* [JOB]: Search the material for the string "inquit" and copy each line where it occurs.

>>>>

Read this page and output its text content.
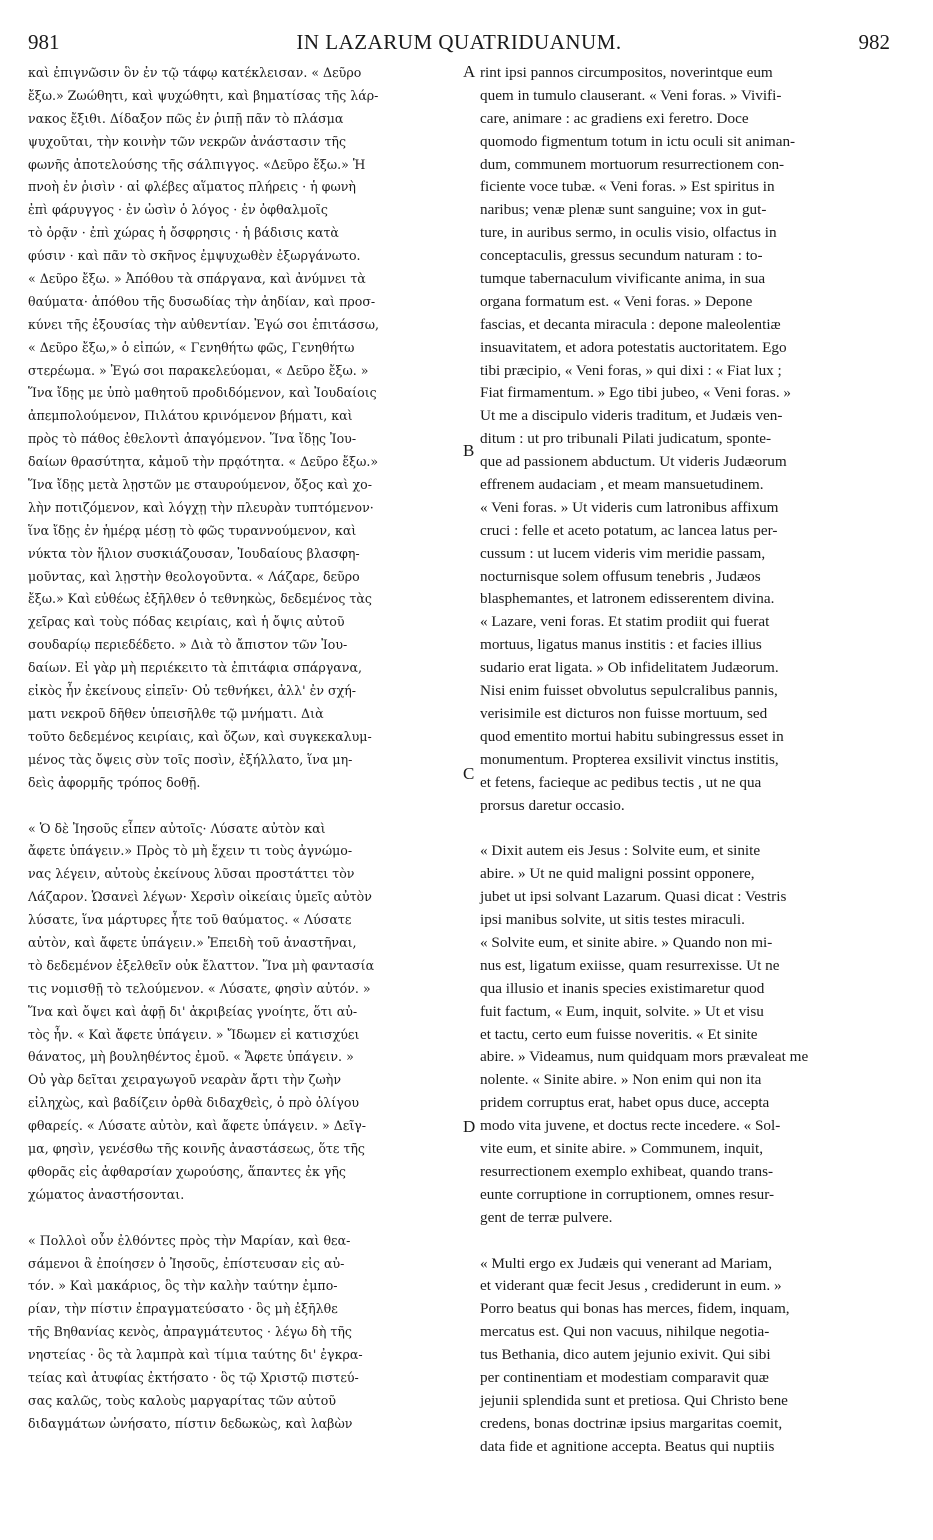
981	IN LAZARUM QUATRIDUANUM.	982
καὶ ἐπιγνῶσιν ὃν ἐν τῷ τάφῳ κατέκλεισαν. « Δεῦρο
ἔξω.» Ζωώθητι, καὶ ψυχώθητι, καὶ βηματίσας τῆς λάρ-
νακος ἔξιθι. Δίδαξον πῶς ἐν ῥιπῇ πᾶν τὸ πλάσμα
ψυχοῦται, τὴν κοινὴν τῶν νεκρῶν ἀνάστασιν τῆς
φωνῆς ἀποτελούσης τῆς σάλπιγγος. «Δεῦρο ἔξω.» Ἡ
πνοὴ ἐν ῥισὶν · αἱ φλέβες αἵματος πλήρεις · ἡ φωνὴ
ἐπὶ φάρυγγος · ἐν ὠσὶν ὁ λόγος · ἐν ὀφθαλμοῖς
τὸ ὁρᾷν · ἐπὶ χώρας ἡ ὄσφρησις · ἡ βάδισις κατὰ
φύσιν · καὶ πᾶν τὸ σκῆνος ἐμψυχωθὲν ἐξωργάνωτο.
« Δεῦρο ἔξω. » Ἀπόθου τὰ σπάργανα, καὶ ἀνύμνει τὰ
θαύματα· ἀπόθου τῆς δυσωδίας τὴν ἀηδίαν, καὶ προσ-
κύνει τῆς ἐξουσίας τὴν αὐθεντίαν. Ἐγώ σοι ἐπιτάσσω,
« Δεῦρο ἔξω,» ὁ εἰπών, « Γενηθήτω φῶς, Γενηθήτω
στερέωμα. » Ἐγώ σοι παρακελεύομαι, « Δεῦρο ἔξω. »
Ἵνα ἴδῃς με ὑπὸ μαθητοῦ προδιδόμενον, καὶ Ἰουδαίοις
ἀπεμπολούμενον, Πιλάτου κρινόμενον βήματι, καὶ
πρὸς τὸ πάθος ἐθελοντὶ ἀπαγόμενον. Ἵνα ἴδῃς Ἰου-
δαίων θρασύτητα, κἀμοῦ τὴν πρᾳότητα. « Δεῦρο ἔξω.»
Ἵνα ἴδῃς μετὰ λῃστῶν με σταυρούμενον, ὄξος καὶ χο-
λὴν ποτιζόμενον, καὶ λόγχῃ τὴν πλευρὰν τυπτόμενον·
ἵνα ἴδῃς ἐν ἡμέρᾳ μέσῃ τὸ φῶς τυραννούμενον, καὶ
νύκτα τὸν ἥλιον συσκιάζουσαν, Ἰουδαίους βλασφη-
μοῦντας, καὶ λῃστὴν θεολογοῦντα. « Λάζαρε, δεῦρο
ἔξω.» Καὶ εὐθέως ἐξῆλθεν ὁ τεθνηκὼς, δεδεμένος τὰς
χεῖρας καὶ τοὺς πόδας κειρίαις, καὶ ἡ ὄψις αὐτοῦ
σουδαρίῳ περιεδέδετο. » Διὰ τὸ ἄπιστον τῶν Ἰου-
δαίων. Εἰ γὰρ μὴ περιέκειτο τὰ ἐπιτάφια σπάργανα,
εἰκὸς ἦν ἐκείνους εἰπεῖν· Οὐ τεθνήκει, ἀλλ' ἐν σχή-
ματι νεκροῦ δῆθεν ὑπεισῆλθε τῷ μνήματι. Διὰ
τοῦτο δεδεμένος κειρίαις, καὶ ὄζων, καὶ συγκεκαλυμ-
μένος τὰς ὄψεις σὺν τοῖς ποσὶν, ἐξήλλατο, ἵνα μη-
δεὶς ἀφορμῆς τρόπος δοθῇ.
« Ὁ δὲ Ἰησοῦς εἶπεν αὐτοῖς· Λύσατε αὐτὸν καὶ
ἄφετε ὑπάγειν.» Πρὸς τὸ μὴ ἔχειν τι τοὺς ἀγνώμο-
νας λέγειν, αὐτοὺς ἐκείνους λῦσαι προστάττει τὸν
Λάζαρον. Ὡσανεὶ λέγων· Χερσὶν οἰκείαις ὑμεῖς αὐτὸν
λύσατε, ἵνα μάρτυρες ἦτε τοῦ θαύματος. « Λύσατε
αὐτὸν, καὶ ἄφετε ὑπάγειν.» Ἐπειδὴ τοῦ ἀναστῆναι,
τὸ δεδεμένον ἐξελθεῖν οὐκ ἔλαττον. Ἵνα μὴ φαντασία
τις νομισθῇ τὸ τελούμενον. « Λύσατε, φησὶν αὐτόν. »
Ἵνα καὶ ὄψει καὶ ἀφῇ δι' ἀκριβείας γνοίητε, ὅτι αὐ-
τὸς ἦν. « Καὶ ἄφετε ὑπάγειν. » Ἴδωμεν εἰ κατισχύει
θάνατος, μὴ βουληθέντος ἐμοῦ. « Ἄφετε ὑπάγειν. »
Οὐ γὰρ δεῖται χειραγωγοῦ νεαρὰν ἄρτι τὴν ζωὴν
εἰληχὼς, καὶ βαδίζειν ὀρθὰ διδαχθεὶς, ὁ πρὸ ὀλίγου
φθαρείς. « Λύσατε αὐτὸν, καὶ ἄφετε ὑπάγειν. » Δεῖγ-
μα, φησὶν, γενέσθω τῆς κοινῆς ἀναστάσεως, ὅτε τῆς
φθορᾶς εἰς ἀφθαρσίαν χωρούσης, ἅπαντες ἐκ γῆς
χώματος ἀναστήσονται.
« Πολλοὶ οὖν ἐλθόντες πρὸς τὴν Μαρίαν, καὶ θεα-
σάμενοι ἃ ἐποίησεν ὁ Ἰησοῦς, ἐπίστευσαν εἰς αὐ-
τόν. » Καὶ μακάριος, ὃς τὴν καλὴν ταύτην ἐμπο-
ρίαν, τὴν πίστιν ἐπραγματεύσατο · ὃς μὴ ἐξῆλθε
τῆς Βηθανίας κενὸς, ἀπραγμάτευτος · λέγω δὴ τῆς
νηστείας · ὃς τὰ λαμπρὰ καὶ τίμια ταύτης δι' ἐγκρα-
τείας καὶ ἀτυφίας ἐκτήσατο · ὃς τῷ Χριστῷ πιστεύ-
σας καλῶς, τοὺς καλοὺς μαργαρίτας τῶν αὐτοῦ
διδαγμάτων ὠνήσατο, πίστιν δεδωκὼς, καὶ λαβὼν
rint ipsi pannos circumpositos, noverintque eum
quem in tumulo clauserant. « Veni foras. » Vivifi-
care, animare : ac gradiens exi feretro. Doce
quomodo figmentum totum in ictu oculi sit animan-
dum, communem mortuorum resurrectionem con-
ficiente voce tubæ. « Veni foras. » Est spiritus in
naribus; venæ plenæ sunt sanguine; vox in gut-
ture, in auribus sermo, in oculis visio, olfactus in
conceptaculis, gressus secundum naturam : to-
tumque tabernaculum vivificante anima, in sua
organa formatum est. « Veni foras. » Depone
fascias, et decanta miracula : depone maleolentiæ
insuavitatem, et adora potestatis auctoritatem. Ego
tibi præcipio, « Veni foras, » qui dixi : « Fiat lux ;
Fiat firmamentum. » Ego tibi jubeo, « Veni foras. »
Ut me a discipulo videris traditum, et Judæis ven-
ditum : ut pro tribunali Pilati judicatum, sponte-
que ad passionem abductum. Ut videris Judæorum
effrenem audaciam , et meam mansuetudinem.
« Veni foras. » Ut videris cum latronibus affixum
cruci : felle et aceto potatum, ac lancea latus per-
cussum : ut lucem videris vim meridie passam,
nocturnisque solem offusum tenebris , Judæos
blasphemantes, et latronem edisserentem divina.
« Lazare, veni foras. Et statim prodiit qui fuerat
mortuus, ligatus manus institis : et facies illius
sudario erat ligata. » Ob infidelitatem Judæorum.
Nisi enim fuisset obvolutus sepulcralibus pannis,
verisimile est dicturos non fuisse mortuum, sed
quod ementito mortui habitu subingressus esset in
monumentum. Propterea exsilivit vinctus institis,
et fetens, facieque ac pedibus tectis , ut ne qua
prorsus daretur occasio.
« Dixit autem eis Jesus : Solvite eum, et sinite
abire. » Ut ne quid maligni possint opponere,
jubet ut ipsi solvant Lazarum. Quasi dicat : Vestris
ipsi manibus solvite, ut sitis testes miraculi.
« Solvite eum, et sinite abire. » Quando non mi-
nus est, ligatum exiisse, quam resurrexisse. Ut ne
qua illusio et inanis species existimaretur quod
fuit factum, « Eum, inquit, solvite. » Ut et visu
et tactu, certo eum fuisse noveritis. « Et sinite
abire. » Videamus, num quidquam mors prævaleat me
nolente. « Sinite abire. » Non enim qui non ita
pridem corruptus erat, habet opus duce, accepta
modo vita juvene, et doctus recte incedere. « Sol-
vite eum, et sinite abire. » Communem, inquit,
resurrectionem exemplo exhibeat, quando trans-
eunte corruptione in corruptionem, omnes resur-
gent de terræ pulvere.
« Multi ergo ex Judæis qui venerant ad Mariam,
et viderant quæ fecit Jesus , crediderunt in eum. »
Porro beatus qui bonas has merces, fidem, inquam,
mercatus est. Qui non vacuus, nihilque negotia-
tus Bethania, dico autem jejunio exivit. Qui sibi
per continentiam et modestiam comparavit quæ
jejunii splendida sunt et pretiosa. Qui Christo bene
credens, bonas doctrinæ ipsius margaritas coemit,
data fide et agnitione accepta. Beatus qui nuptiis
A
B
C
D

<<<<

* [OUTPUT OF THE TASK]:
fuit factum, « Eum, inquit, solvite. » Ut et visu
vite eum, et sinite abire. » Communem, inquit,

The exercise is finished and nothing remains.